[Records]
— BEGIN —

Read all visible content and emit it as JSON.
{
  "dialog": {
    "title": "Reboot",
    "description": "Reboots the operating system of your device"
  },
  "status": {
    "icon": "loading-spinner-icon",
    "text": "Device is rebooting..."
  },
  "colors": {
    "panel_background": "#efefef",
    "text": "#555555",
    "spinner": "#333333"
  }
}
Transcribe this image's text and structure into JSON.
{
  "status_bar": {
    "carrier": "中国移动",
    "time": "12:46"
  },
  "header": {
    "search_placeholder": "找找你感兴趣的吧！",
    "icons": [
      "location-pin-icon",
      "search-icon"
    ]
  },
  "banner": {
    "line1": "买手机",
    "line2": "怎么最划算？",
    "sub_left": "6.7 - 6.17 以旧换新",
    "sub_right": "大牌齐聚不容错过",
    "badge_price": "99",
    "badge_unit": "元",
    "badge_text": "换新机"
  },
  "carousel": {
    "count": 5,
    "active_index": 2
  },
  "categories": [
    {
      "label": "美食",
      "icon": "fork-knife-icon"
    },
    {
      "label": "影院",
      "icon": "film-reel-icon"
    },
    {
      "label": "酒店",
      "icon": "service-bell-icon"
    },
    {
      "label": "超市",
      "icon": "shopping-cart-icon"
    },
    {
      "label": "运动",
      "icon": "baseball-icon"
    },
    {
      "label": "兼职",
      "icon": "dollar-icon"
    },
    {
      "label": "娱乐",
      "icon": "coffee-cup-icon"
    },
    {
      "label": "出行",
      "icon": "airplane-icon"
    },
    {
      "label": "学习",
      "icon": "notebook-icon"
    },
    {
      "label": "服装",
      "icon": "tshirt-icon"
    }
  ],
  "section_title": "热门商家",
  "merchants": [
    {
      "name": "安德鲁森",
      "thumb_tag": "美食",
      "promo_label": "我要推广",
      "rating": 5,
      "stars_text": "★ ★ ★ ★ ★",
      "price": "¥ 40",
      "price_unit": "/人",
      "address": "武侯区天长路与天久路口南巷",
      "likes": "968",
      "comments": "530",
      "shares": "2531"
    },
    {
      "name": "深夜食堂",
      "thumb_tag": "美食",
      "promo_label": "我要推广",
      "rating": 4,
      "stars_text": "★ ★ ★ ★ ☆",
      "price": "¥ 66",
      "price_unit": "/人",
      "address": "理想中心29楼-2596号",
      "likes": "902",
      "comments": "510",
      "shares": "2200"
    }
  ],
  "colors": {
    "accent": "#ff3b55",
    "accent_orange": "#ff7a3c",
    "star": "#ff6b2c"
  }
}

— END —

### EXERCISE:
Check each line of the records for the word "JSON" and extract those that contain it.

### WRITTEN ANSWER:
Read all visible content and emit it as JSON.
Transcribe this image's text and structure into JSON.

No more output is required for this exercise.